--- BEGIN ---
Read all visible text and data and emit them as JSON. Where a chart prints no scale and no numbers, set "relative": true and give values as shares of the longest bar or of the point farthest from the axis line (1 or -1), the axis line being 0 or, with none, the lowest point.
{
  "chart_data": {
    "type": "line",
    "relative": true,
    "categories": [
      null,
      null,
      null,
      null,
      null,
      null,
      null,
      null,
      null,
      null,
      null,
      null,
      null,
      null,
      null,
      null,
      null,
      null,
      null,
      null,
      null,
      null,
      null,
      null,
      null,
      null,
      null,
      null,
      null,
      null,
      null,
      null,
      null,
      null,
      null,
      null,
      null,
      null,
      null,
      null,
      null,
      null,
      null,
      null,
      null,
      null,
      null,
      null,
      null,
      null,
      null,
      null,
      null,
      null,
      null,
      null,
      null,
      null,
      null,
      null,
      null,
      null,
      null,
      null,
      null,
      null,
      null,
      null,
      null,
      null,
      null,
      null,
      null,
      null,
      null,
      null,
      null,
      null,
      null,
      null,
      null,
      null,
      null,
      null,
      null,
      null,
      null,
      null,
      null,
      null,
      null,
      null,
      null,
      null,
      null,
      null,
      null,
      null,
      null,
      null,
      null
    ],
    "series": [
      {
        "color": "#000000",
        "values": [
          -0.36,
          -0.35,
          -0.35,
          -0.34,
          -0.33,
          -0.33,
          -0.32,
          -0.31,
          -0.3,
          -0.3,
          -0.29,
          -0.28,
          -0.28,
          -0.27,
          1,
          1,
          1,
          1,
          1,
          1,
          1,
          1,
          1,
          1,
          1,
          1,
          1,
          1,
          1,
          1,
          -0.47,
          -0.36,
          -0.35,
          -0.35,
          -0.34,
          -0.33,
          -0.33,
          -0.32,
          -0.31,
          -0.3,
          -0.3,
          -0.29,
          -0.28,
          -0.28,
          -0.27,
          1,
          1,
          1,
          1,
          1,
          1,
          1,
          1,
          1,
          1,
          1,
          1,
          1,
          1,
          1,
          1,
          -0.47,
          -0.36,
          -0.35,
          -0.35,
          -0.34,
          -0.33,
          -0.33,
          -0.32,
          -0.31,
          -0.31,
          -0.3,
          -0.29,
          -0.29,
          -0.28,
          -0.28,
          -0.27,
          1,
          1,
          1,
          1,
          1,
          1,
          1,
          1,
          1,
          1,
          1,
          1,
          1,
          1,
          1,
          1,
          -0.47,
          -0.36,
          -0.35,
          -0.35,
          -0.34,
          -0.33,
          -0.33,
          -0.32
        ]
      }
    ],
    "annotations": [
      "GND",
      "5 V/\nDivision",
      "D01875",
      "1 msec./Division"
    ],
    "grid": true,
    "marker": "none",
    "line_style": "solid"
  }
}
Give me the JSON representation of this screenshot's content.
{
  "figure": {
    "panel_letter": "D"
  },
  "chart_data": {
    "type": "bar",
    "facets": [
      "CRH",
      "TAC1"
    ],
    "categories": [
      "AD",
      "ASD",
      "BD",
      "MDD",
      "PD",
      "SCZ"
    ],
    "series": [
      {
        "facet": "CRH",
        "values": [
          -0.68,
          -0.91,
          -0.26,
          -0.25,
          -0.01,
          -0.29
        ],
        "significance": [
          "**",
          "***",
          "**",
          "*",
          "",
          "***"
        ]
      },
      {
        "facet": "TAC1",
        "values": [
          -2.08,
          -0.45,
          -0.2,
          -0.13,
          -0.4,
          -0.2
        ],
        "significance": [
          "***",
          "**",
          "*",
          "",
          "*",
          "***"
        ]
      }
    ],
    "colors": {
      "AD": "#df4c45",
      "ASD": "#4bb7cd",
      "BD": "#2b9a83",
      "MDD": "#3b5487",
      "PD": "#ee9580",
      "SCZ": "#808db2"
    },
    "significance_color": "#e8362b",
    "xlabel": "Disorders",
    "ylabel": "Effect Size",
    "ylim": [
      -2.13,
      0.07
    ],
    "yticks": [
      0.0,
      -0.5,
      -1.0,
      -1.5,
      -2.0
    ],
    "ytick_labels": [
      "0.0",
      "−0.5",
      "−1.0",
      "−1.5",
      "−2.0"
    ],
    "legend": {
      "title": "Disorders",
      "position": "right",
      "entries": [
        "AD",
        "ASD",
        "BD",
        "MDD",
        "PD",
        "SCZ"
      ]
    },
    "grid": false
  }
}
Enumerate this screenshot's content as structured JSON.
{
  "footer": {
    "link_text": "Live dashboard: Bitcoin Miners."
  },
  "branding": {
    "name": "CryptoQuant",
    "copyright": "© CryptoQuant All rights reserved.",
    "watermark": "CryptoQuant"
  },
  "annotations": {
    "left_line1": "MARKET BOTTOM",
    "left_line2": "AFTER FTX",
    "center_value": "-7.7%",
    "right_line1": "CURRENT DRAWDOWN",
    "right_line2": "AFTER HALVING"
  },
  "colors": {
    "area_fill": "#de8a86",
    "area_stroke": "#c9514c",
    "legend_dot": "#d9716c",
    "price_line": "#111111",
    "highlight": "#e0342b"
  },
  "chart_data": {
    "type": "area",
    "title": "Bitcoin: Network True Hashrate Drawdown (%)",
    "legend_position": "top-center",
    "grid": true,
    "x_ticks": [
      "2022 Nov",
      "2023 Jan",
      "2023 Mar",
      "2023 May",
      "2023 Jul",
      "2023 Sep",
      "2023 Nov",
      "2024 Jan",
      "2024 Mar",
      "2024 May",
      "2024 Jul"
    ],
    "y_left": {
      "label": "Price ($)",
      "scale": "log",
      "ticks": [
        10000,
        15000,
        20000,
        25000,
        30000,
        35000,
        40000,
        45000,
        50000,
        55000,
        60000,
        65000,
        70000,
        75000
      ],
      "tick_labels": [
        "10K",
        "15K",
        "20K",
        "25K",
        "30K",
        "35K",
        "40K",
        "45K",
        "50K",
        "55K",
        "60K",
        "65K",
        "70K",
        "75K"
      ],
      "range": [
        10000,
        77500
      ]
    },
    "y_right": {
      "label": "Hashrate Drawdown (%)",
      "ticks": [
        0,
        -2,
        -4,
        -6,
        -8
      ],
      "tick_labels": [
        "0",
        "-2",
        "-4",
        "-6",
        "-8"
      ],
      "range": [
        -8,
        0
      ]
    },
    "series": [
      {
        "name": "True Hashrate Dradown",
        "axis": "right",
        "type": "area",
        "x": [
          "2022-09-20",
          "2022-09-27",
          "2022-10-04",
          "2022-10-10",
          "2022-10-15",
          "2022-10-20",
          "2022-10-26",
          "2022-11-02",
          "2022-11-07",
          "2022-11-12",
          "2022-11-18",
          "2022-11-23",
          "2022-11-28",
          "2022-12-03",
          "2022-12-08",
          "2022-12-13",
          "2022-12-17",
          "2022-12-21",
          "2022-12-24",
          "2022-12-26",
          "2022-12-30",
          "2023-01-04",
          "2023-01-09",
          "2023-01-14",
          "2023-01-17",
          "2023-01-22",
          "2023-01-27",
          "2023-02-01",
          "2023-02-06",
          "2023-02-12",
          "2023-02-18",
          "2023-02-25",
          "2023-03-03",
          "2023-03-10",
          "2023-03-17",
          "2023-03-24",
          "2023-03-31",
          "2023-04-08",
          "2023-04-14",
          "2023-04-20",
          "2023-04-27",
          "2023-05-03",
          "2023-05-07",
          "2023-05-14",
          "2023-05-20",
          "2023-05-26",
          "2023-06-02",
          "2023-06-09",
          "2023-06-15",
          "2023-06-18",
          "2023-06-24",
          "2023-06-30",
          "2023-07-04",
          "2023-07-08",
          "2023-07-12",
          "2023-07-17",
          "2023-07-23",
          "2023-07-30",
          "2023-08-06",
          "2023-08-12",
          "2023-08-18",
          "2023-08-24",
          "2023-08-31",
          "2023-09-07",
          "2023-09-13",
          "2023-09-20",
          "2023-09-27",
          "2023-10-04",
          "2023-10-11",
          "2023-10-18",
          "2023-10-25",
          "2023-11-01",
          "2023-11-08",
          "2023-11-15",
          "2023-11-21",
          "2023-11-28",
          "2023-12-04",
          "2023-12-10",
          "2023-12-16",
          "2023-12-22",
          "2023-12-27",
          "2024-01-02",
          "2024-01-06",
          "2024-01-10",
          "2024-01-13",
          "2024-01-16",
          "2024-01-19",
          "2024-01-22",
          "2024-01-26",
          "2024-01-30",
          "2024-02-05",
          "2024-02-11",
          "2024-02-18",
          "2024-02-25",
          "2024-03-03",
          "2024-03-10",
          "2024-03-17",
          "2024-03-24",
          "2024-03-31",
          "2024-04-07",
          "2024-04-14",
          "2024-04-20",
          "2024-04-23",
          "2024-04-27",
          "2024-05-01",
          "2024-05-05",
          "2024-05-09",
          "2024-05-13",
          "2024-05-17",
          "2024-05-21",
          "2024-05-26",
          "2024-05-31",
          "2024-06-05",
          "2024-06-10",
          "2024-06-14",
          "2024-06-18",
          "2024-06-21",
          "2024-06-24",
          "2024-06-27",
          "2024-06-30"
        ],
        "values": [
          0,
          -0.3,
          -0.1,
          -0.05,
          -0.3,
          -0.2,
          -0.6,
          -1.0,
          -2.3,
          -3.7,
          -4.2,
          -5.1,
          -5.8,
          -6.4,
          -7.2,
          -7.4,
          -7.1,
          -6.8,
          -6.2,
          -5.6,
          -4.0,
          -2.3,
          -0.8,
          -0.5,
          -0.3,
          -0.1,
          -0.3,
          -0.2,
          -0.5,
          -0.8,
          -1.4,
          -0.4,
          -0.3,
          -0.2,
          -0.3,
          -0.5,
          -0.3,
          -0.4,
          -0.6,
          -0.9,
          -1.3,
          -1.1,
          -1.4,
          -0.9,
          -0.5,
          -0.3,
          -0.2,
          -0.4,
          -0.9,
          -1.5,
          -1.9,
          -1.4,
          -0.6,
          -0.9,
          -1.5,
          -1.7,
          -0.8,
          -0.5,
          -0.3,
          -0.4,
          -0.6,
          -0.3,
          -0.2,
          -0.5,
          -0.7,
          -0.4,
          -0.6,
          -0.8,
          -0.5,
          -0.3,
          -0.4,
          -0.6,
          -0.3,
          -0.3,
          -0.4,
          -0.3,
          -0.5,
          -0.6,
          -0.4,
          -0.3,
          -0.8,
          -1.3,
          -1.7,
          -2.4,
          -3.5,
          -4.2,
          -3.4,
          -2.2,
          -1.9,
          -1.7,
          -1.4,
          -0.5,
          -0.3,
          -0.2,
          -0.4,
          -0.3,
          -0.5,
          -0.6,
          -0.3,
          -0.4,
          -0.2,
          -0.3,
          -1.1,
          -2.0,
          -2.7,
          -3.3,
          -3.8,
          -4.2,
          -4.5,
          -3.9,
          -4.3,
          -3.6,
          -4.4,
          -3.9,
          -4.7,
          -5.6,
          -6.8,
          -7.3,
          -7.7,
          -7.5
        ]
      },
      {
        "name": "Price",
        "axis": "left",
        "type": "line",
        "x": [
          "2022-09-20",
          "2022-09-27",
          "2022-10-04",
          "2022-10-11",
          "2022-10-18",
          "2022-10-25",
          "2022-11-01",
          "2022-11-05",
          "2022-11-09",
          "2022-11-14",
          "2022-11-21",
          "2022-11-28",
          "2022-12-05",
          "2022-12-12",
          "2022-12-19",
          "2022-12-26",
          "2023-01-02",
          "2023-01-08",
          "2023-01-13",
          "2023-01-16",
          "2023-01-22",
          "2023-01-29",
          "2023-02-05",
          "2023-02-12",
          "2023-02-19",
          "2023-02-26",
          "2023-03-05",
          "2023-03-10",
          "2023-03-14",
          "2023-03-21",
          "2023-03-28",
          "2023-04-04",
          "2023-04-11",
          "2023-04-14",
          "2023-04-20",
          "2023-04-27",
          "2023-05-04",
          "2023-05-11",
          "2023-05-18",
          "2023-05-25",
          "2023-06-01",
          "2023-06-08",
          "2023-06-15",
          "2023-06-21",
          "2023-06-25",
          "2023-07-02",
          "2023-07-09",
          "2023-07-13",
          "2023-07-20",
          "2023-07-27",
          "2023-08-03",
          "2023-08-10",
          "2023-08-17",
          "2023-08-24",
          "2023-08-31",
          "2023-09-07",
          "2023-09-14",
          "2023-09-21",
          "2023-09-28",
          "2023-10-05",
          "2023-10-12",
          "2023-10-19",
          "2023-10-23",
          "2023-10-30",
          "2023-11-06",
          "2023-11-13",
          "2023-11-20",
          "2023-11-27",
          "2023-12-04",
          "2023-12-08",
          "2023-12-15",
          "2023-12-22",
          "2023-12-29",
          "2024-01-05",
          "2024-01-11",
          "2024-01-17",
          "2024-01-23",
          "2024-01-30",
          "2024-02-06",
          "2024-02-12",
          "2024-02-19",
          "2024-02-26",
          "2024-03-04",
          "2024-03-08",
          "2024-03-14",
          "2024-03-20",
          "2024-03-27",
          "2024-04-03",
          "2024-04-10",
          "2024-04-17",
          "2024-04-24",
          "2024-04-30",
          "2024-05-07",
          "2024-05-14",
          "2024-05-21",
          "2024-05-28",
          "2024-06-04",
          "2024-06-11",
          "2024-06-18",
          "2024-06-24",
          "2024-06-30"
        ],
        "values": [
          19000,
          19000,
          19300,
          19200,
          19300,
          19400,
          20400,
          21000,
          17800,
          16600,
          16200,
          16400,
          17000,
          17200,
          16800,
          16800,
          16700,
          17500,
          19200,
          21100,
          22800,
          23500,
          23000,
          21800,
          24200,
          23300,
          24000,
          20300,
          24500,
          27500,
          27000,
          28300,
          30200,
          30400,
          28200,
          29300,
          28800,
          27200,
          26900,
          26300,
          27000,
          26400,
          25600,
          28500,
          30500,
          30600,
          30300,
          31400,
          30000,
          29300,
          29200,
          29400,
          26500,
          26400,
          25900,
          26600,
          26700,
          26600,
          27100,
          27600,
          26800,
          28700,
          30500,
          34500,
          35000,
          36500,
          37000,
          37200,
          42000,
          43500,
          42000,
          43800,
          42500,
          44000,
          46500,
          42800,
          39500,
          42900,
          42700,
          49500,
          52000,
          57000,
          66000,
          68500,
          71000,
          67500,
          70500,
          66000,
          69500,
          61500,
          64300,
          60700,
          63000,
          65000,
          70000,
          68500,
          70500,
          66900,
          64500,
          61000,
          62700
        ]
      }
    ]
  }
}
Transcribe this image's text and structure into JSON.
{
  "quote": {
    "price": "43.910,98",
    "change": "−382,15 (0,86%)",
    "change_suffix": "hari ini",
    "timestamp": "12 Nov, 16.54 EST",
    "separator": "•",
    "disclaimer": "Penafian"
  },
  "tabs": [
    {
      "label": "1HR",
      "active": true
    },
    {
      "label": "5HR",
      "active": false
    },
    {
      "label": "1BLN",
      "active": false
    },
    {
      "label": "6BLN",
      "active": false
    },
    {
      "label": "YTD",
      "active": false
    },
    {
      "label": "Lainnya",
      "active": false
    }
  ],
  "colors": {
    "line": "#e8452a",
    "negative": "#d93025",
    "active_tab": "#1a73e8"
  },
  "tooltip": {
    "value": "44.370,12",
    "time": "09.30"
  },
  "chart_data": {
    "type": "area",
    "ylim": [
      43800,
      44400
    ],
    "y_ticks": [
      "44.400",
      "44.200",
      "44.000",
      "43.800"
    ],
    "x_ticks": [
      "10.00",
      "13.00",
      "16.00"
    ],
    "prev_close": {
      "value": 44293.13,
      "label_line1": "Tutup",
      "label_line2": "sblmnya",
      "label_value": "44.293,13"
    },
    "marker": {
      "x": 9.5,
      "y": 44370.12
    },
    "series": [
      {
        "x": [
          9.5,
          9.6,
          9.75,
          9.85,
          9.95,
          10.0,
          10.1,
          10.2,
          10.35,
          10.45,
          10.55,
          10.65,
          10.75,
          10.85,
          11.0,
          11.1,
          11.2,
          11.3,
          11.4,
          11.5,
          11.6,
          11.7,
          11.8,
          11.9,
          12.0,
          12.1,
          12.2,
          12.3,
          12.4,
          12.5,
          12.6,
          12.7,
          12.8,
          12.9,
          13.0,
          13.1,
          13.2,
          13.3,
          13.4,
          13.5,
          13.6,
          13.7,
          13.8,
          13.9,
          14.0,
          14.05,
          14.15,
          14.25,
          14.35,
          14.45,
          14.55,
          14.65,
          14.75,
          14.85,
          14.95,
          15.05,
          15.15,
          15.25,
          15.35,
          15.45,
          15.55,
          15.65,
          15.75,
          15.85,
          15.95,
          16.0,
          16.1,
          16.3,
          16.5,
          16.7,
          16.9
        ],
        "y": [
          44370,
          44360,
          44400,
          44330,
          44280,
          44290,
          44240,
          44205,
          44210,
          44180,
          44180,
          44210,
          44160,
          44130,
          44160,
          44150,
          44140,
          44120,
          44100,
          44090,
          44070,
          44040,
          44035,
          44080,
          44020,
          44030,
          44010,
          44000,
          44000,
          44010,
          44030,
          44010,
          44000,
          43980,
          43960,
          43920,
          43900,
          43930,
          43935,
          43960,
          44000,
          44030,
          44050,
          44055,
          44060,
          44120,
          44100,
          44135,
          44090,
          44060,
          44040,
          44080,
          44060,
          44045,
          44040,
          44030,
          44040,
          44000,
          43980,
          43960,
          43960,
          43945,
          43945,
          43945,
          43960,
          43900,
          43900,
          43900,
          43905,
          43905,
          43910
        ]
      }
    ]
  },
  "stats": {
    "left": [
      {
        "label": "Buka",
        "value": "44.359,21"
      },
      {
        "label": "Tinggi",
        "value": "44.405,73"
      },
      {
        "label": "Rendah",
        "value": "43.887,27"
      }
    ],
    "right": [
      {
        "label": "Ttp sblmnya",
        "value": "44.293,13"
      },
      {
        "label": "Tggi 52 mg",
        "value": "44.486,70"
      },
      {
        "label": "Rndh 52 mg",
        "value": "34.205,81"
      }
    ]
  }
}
--- END ---
● Task prompt
Return each line among the entries that holds the word "content".

● Answer for the task
Give me the JSON representation of this screenshot's content.
Enumerate this screenshot's content as structured JSON.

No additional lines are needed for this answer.